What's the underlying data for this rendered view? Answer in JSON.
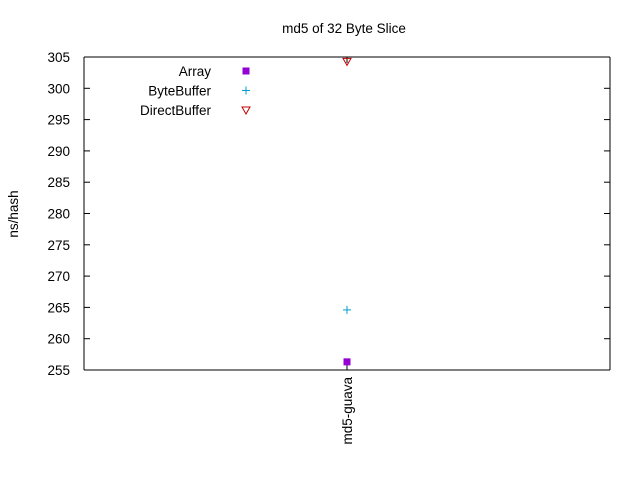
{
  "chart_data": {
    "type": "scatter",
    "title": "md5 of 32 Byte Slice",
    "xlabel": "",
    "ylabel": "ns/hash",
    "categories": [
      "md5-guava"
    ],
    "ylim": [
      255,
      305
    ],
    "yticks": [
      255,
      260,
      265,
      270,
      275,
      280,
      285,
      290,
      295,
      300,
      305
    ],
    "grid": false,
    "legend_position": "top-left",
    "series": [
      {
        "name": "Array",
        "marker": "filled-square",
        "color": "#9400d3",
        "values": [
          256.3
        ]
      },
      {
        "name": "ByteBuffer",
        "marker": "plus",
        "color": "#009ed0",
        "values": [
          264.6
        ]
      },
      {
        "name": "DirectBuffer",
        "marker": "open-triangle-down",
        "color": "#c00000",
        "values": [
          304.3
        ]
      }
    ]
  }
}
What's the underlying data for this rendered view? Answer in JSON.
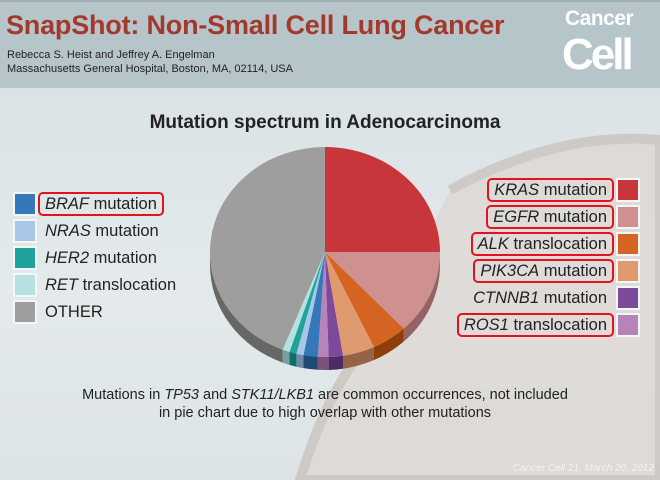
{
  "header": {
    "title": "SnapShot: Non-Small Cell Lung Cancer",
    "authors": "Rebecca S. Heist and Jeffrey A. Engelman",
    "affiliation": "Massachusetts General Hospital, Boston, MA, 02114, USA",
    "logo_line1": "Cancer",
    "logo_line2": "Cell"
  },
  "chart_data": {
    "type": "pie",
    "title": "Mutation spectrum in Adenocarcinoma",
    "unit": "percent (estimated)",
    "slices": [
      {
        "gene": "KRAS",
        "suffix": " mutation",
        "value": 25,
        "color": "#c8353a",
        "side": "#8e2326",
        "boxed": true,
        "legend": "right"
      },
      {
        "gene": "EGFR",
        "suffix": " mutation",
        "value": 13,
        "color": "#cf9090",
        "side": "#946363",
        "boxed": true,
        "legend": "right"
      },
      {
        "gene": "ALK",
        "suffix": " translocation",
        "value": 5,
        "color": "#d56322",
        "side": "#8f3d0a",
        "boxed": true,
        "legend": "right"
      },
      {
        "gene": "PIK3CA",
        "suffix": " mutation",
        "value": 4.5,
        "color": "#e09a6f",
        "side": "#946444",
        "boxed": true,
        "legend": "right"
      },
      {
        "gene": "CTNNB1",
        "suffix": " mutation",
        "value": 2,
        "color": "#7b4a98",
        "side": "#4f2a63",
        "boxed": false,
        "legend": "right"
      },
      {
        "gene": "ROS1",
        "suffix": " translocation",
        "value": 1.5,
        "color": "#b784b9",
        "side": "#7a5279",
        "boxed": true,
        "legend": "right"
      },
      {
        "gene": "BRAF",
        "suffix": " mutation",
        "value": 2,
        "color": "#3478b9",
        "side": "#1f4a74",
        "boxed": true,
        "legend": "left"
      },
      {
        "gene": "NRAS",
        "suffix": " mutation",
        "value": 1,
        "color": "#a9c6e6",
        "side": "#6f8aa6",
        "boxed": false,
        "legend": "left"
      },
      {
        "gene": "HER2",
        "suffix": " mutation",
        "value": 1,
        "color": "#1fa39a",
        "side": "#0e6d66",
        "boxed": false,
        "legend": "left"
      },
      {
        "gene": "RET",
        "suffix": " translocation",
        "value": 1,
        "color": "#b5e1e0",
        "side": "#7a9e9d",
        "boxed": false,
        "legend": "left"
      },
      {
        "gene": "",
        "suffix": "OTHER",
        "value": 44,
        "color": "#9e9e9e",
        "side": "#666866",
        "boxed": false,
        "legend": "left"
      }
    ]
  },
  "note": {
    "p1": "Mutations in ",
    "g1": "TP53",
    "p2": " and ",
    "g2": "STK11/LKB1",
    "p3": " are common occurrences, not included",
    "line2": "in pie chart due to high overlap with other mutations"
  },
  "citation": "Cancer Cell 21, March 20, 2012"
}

Instruction:
Quote everything in the listing above exactly; pictures are the only thing to omit.

Answer to the exercise:
What's the underlying data for this rendered view? Answer in JSON.
{
  "chart_data": {
    "type": "scatter",
    "title": "md5 of 32 Byte Slice",
    "xlabel": "",
    "ylabel": "ns/hash",
    "categories": [
      "md5-guava"
    ],
    "ylim": [
      255,
      305
    ],
    "yticks": [
      255,
      260,
      265,
      270,
      275,
      280,
      285,
      290,
      295,
      300,
      305
    ],
    "grid": false,
    "legend_position": "top-left",
    "series": [
      {
        "name": "Array",
        "marker": "filled-square",
        "color": "#9400d3",
        "values": [
          256.3
        ]
      },
      {
        "name": "ByteBuffer",
        "marker": "plus",
        "color": "#009ed0",
        "values": [
          264.6
        ]
      },
      {
        "name": "DirectBuffer",
        "marker": "open-triangle-down",
        "color": "#c00000",
        "values": [
          304.3
        ]
      }
    ]
  }
}
What's the underlying data for this rendered view? Answer in JSON.
{
  "header": {
    "title": "SnapShot: Non-Small Cell Lung Cancer",
    "authors": "Rebecca S. Heist and Jeffrey A. Engelman",
    "affiliation": "Massachusetts General Hospital, Boston, MA, 02114, USA",
    "logo_line1": "Cancer",
    "logo_line2": "Cell"
  },
  "chart_data": {
    "type": "pie",
    "title": "Mutation spectrum in Adenocarcinoma",
    "unit": "percent (estimated)",
    "slices": [
      {
        "gene": "KRAS",
        "suffix": " mutation",
        "value": 25,
        "color": "#c8353a",
        "side": "#8e2326",
        "boxed": true,
        "legend": "right"
      },
      {
        "gene": "EGFR",
        "suffix": " mutation",
        "value": 13,
        "color": "#cf9090",
        "side": "#946363",
        "boxed": true,
        "legend": "right"
      },
      {
        "gene": "ALK",
        "suffix": " translocation",
        "value": 5,
        "color": "#d56322",
        "side": "#8f3d0a",
        "boxed": true,
        "legend": "right"
      },
      {
        "gene": "PIK3CA",
        "suffix": " mutation",
        "value": 4.5,
        "color": "#e09a6f",
        "side": "#946444",
        "boxed": true,
        "legend": "right"
      },
      {
        "gene": "CTNNB1",
        "suffix": " mutation",
        "value": 2,
        "color": "#7b4a98",
        "side": "#4f2a63",
        "boxed": false,
        "legend": "right"
      },
      {
        "gene": "ROS1",
        "suffix": " translocation",
        "value": 1.5,
        "color": "#b784b9",
        "side": "#7a5279",
        "boxed": true,
        "legend": "right"
      },
      {
        "gene": "BRAF",
        "suffix": " mutation",
        "value": 2,
        "color": "#3478b9",
        "side": "#1f4a74",
        "boxed": true,
        "legend": "left"
      },
      {
        "gene": "NRAS",
        "suffix": " mutation",
        "value": 1,
        "color": "#a9c6e6",
        "side": "#6f8aa6",
        "boxed": false,
        "legend": "left"
      },
      {
        "gene": "HER2",
        "suffix": " mutation",
        "value": 1,
        "color": "#1fa39a",
        "side": "#0e6d66",
        "boxed": false,
        "legend": "left"
      },
      {
        "gene": "RET",
        "suffix": " translocation",
        "value": 1,
        "color": "#b5e1e0",
        "side": "#7a9e9d",
        "boxed": false,
        "legend": "left"
      },
      {
        "gene": "",
        "suffix": "OTHER",
        "value": 44,
        "color": "#9e9e9e",
        "side": "#666866",
        "boxed": false,
        "legend": "left"
      }
    ]
  },
  "note": {
    "p1": "Mutations in ",
    "g1": "TP53",
    "p2": " and ",
    "g2": "STK11/LKB1",
    "p3": " are common occurrences, not included",
    "line2": "in pie chart due to high overlap with other mutations"
  },
  "citation": "Cancer Cell 21, March 20, 2012"
}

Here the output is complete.